→ **SET PROBLEM**
Pick out all lines of the entries that include the word "испытательного" and copy them.

Data entries
>> START

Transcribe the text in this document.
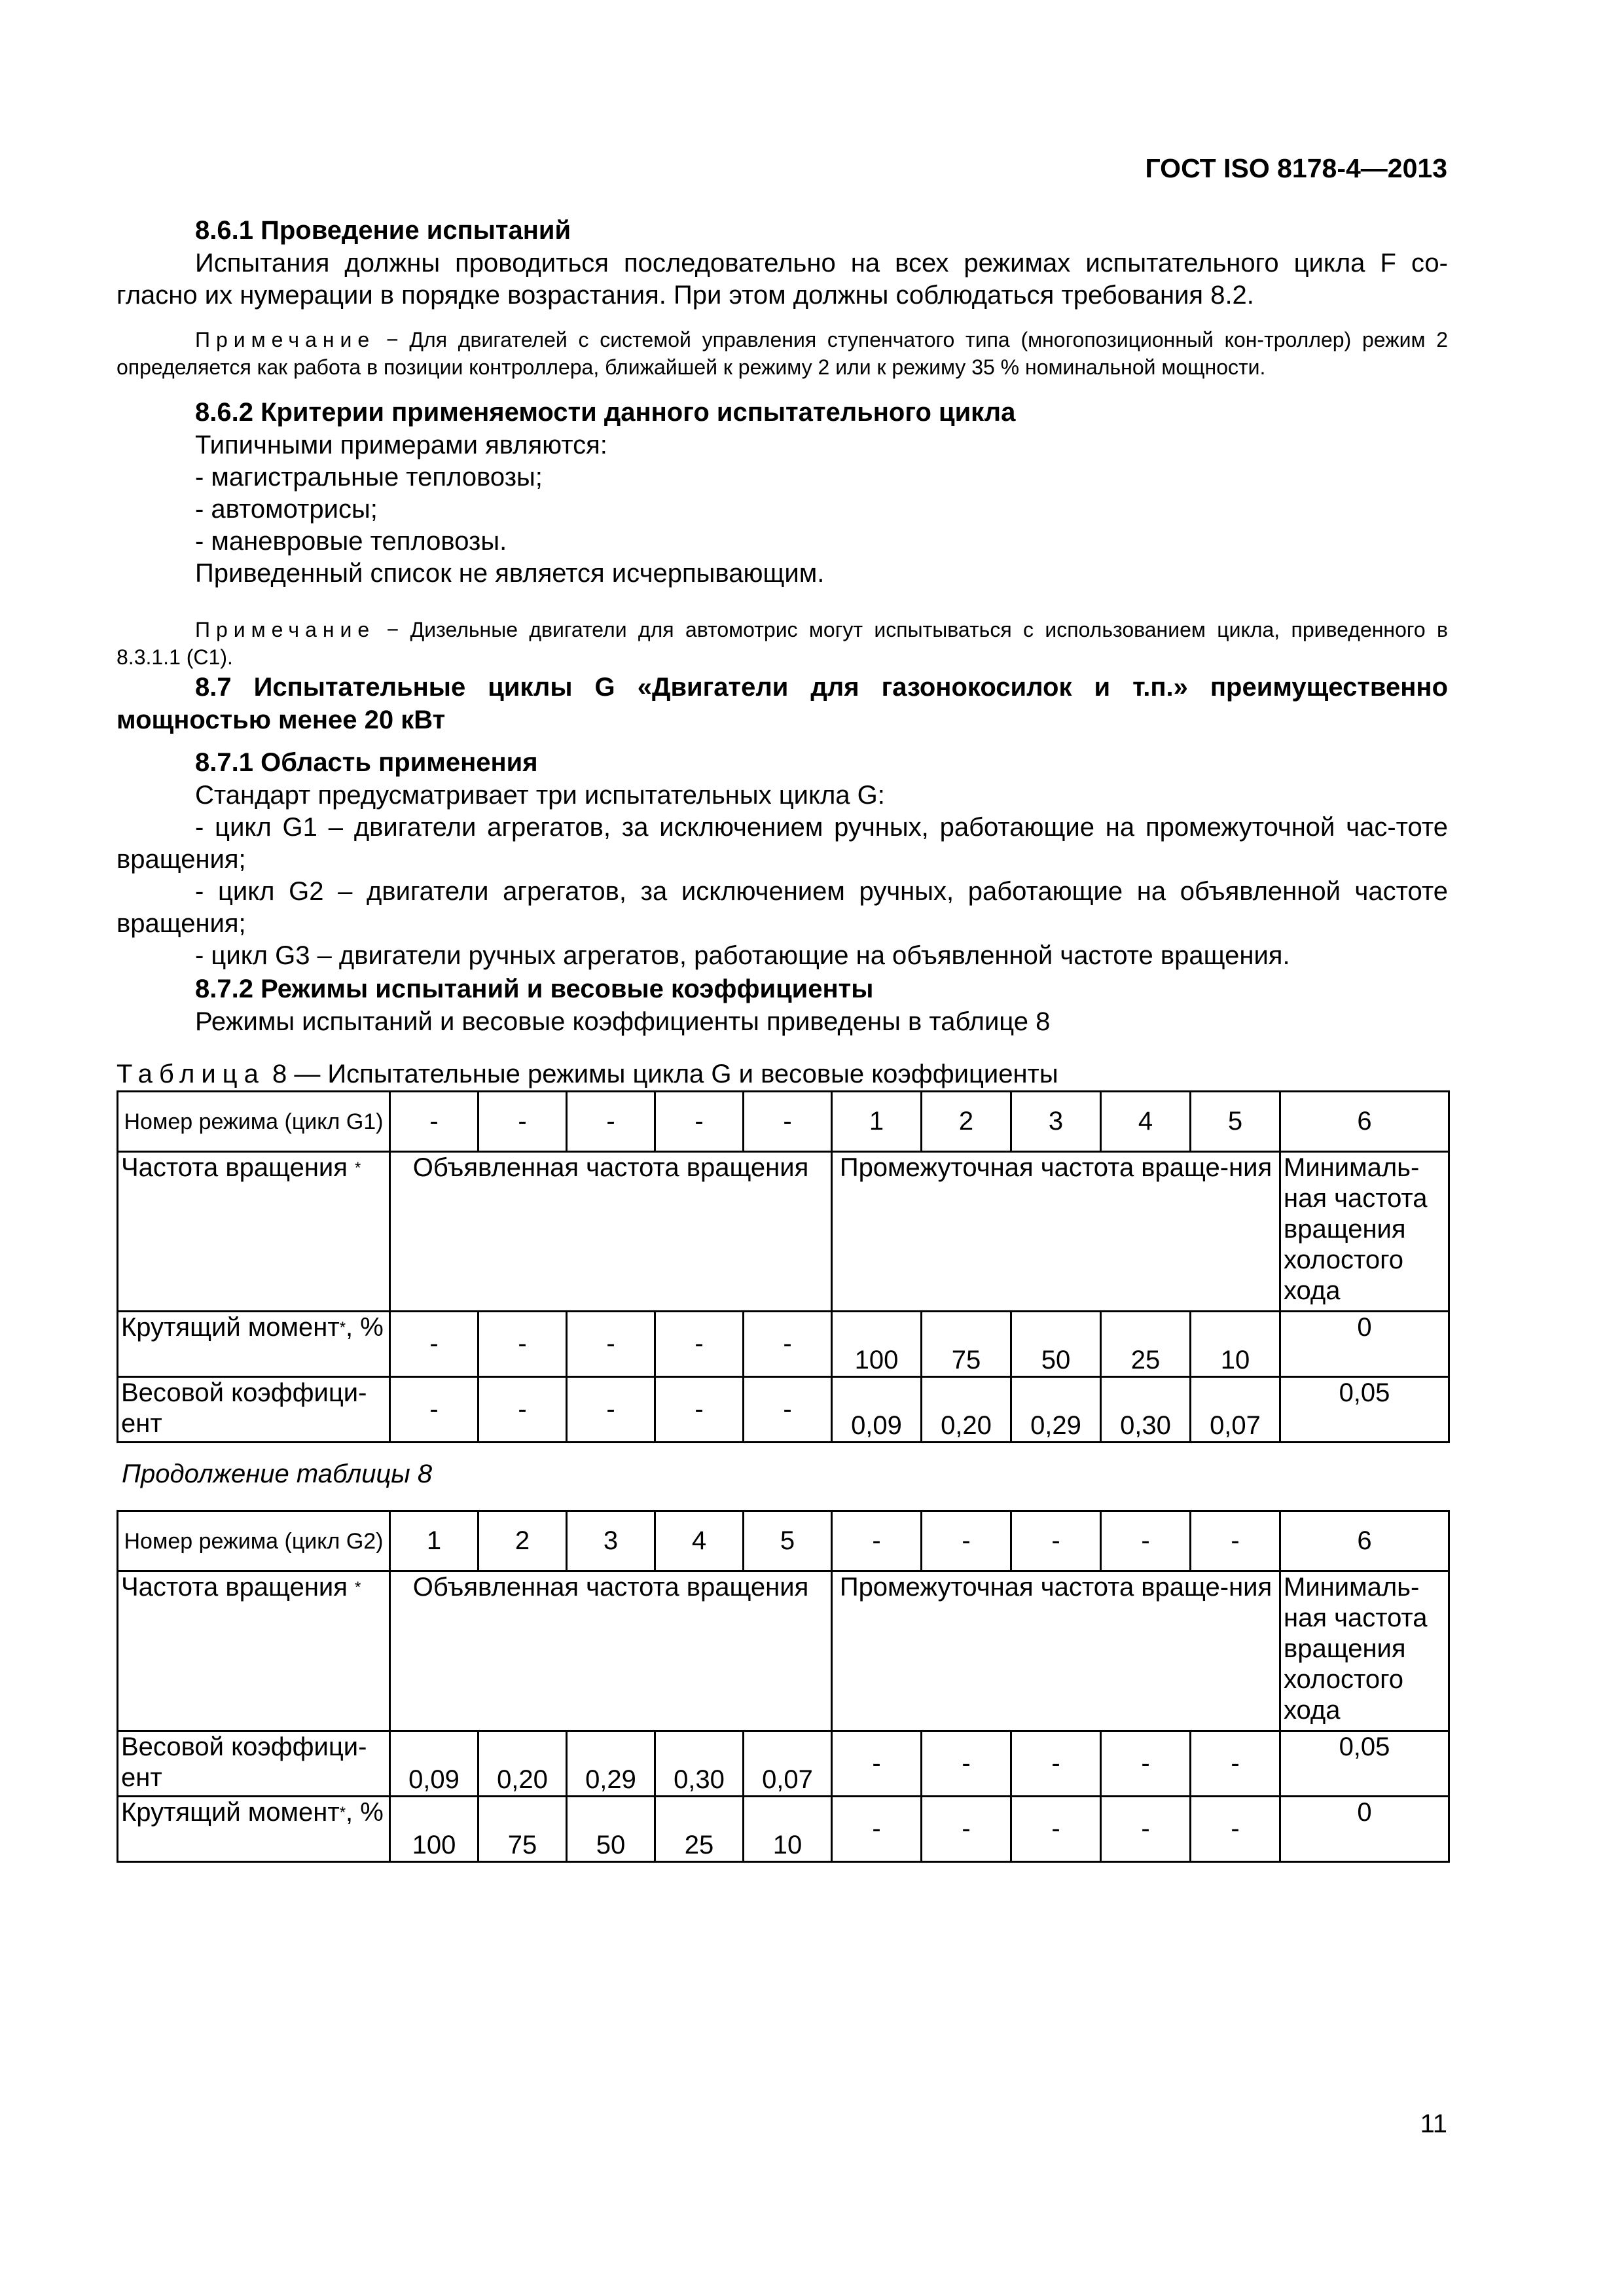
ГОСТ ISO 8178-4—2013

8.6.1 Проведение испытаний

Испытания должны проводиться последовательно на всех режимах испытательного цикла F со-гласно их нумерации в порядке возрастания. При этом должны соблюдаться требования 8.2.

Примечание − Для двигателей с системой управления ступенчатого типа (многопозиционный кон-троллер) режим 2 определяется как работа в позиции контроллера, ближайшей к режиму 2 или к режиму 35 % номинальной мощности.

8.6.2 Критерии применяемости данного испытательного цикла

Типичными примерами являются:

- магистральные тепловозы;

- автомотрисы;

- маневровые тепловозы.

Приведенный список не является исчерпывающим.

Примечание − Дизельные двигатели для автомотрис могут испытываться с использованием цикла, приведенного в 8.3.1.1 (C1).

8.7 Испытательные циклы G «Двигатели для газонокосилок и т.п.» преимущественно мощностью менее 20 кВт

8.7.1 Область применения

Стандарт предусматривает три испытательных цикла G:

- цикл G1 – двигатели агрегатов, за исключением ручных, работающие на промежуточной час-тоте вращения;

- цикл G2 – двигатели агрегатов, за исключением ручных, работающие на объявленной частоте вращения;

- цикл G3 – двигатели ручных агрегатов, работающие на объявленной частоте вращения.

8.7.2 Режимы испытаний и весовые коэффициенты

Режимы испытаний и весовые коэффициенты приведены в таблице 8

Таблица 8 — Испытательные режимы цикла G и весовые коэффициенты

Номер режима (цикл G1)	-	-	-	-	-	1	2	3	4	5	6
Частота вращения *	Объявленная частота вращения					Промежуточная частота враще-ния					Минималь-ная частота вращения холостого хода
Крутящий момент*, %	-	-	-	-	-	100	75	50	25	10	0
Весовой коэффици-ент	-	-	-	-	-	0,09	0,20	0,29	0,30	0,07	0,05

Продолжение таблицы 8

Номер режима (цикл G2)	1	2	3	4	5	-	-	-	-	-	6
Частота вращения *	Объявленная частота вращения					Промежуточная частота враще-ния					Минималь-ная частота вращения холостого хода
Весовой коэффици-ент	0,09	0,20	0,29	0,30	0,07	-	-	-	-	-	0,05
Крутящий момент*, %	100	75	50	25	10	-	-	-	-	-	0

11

>> END
>> START

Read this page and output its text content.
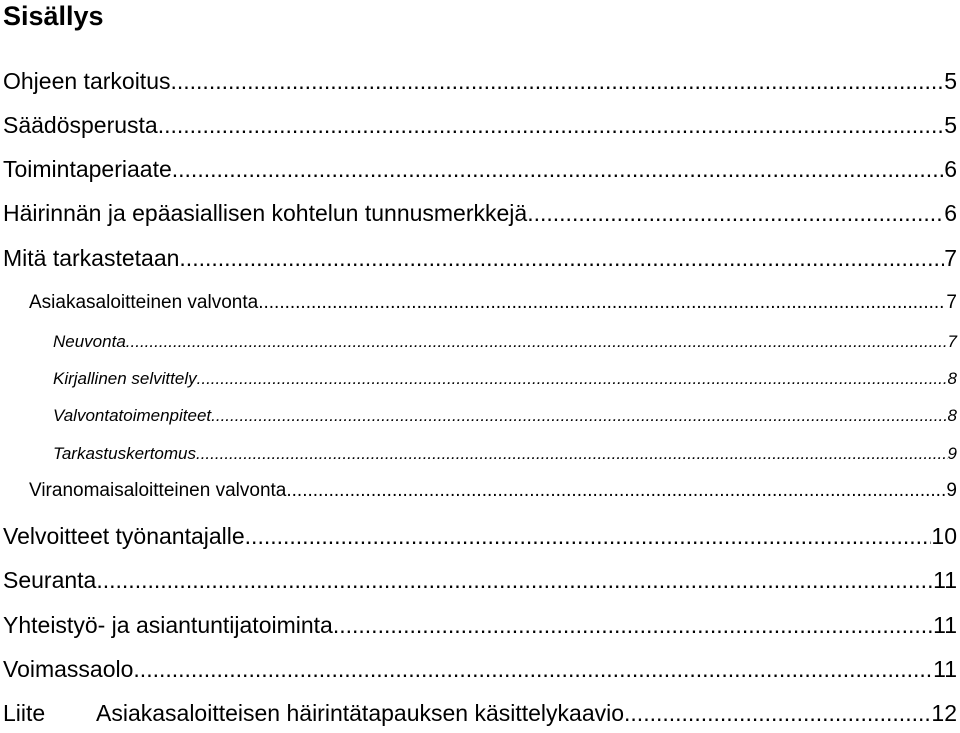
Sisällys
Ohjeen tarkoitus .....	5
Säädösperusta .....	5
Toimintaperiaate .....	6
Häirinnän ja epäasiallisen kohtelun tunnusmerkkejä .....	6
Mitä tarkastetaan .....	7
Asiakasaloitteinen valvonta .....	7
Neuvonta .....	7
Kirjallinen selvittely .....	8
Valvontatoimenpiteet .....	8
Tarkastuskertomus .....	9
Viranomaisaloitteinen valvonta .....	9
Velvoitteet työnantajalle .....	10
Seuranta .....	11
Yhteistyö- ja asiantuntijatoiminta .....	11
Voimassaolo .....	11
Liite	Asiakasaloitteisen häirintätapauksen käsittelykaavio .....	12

>> END

→ **SOLUTION FOR THIS PROBLEM**
Испытания должны проводиться последовательно на всех режимах испытательного цикла F со-гласно их нумерации в порядке возрастания. При этом должны соблюдаться требования 8.2.
8.6.2 Критерии применяемости данного испытательного цикла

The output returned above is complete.